> Dataset records
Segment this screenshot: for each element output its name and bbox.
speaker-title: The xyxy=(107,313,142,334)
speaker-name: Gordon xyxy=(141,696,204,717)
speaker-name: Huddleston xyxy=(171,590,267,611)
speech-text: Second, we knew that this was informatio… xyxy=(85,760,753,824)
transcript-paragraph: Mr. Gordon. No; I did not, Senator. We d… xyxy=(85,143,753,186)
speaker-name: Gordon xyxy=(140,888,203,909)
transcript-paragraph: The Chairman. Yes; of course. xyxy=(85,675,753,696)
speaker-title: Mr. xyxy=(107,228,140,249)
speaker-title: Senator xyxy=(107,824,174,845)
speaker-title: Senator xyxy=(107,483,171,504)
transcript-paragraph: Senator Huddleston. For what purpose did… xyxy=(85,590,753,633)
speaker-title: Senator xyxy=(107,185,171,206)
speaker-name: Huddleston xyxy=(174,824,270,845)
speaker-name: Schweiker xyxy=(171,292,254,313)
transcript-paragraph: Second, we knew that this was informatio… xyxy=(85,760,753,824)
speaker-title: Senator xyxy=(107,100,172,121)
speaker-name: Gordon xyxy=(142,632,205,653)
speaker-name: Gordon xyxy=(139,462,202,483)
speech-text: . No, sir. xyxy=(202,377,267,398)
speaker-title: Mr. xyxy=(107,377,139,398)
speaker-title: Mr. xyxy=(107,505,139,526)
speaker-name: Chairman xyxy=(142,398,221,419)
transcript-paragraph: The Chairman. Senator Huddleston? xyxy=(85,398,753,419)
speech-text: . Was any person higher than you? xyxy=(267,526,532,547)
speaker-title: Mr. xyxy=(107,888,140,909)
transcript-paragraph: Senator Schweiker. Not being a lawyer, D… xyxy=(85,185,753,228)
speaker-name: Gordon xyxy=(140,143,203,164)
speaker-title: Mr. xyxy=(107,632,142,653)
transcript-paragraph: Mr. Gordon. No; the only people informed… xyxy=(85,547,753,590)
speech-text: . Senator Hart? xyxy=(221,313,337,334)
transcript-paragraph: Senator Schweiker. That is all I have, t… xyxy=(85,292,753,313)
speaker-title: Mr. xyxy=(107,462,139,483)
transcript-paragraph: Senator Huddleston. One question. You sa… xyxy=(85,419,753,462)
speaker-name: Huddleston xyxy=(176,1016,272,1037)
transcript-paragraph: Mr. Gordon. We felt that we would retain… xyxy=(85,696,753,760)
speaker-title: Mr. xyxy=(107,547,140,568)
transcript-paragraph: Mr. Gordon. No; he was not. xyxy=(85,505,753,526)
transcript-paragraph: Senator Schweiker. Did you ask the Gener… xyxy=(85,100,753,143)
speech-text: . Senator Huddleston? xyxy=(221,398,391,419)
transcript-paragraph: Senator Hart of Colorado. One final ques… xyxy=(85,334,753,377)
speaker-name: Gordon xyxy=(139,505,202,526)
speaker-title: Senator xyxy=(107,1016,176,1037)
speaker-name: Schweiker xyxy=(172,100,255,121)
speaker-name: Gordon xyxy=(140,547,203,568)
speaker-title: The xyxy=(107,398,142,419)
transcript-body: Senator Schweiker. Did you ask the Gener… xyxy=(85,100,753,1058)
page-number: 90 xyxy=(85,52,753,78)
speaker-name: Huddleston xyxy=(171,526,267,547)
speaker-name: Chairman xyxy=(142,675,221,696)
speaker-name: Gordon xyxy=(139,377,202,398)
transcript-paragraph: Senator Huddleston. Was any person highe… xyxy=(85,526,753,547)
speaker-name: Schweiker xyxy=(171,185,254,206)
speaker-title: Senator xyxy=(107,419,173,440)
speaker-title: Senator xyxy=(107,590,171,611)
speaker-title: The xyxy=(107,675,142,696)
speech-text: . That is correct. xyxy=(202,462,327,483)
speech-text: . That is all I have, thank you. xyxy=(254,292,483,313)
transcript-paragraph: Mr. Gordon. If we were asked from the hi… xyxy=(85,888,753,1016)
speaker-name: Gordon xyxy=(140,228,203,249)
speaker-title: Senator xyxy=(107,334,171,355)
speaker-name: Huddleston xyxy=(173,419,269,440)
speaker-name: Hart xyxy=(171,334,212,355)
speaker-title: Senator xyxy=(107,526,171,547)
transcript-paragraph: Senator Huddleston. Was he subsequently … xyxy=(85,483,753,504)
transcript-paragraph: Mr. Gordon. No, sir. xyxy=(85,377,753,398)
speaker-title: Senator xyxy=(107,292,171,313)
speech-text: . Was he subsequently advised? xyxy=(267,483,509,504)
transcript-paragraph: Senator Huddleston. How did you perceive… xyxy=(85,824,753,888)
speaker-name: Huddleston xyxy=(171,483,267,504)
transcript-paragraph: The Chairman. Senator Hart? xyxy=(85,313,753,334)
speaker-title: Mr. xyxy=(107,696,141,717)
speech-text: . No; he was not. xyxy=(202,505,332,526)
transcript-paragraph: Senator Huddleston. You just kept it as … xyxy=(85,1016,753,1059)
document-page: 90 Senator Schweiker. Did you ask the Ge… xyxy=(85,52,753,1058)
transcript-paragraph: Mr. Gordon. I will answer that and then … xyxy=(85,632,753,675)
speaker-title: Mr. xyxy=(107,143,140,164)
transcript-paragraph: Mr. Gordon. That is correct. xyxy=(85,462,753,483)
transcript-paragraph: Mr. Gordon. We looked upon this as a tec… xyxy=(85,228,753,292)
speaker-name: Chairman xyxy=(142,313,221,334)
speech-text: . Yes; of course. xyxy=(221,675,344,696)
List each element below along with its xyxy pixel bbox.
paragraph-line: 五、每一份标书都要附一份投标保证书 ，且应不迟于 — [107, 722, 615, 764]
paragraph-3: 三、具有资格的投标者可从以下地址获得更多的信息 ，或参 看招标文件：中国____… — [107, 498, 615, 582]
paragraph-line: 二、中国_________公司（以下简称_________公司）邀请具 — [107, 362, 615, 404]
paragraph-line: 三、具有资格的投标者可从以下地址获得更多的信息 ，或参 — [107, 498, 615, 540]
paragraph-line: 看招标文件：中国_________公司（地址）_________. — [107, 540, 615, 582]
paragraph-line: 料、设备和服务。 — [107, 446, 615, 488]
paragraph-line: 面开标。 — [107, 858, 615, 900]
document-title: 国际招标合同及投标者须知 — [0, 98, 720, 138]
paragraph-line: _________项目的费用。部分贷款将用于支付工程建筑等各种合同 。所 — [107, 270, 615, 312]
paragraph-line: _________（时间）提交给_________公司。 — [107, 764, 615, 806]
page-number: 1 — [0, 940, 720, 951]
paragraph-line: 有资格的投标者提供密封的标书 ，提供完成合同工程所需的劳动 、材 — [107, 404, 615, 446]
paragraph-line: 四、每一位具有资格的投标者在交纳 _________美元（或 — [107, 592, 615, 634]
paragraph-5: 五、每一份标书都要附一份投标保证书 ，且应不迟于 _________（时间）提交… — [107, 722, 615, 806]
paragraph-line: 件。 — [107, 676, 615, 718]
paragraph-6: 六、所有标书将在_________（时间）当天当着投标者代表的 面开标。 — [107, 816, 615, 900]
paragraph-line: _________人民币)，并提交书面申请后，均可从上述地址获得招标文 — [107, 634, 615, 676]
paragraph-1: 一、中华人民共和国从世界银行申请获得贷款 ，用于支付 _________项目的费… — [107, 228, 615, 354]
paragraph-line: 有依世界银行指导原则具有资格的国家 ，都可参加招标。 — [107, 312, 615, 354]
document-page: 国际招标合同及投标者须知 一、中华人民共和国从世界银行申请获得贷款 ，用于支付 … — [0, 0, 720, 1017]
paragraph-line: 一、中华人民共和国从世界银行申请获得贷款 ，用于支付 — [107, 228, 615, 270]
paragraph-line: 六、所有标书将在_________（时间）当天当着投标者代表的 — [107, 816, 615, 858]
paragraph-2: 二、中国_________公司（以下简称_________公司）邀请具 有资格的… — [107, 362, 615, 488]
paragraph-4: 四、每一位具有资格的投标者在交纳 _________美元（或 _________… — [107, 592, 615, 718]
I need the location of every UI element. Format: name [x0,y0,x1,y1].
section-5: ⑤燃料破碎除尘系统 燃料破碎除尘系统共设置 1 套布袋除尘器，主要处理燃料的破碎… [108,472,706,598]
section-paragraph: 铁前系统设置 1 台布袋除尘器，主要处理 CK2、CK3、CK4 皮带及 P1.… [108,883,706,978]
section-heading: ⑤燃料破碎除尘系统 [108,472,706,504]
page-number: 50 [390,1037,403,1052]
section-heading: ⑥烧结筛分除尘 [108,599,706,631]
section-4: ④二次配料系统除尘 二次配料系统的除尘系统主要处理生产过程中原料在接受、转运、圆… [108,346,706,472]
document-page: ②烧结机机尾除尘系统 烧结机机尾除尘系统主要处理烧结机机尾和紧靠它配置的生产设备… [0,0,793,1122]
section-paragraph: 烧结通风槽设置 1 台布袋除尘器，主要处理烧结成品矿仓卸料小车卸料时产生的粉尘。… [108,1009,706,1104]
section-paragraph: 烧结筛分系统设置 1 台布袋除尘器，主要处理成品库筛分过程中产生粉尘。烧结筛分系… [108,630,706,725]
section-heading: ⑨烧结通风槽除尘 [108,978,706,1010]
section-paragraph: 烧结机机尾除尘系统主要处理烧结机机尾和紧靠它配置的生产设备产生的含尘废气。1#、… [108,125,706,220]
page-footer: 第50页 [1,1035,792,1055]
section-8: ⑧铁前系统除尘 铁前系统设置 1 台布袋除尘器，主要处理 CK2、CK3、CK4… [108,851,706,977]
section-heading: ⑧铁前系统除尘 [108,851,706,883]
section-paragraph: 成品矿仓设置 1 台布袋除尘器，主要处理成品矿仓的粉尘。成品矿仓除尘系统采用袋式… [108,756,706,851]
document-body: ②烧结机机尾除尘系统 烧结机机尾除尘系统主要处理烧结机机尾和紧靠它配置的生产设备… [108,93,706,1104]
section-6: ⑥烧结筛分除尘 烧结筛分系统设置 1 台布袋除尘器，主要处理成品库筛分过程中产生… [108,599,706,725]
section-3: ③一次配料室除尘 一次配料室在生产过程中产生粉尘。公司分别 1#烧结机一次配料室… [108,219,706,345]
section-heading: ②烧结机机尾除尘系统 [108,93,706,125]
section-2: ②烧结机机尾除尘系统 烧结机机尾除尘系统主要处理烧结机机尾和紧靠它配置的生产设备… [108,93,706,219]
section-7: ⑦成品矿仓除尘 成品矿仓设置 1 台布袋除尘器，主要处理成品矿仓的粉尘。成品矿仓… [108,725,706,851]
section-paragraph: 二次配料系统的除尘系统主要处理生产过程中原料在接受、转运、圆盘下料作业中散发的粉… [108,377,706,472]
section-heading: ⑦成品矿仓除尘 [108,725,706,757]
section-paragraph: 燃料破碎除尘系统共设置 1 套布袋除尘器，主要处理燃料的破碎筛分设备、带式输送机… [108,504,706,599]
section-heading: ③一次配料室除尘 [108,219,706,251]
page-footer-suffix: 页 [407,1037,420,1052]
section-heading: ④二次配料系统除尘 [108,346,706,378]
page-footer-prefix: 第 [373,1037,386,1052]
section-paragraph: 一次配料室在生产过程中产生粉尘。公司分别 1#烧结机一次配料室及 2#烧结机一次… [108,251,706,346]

> Written request
Identify every line of the records that contains the string "中华人民共和国从世界银行申请获得贷款", and copy each of those lines. Treat case as significant when matching.

> Completed exercise
paragraph-1: 一、中华人民共和国从世界银行申请获得贷款 ，用于支付 _________项目的费… — [107, 228, 615, 354]
document-page: 国际招标合同及投标者须知 一、中华人民共和国从世界银行申请获得贷款 ，用于支付 … — [0, 0, 720, 1017]
paragraph-line: 一、中华人民共和国从世界银行申请获得贷款 ，用于支付 — [107, 228, 615, 270]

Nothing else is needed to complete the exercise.